**YOUR OBJECTIVE**
Below are the records. Count the lines containing the string "Dollar", and reply with the number alone.

**INFORMATION SHOWN**
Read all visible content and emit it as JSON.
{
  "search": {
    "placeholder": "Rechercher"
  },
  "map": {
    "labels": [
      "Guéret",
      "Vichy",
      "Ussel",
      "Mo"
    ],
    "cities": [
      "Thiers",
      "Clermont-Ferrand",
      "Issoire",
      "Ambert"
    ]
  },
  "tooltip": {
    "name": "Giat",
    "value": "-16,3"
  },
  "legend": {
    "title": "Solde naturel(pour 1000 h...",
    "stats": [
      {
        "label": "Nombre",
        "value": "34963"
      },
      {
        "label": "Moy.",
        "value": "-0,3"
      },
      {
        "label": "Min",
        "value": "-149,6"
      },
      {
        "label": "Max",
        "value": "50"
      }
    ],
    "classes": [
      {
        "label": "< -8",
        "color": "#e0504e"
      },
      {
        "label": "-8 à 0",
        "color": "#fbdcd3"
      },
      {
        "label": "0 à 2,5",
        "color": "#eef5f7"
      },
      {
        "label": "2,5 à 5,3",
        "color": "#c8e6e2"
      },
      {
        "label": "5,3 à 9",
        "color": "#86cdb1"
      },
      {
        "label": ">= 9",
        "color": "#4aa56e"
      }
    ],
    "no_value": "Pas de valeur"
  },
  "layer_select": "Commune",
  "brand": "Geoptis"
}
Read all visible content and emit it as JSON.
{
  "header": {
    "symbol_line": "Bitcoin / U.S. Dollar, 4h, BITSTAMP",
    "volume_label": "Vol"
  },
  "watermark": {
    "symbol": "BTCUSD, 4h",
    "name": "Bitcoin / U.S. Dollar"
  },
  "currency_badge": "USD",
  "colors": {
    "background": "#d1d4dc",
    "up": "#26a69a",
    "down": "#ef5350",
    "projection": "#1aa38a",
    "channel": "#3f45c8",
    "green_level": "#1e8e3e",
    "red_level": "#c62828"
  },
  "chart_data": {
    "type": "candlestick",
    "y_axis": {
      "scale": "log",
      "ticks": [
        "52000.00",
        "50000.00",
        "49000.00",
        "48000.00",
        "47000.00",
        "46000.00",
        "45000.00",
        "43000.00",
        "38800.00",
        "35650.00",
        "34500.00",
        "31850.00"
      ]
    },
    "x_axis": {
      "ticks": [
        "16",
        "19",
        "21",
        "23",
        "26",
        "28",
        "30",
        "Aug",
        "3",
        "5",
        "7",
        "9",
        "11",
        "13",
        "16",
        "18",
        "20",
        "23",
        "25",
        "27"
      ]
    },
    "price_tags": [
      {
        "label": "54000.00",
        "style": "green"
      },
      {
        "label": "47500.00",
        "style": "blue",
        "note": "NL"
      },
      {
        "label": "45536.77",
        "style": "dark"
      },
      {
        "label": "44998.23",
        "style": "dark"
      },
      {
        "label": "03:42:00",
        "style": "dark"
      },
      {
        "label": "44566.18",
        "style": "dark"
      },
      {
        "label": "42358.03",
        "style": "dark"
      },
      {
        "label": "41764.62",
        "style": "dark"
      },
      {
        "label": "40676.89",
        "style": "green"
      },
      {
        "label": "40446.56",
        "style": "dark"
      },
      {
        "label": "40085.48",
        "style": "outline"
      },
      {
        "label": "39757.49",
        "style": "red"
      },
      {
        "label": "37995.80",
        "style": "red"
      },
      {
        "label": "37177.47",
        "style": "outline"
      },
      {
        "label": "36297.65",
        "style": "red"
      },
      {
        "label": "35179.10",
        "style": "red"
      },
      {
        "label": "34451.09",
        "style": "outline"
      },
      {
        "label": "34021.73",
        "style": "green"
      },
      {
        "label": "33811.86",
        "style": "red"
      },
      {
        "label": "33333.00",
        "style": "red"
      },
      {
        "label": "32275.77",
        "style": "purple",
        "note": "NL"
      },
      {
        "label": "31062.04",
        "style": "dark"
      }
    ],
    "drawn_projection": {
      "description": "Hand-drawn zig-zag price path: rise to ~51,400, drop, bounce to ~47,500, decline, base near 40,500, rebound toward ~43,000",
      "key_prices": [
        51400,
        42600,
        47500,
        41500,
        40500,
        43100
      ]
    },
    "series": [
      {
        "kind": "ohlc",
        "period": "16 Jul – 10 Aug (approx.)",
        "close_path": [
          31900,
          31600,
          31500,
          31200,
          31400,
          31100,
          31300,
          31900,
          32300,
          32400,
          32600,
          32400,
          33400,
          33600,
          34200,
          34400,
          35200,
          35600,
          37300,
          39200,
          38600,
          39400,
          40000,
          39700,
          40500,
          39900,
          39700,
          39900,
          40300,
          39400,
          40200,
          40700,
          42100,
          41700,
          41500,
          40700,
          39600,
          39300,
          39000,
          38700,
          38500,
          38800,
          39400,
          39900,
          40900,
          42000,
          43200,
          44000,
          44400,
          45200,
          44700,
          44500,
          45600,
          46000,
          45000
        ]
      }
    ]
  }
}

**ANSWER TO THIS TASK**
2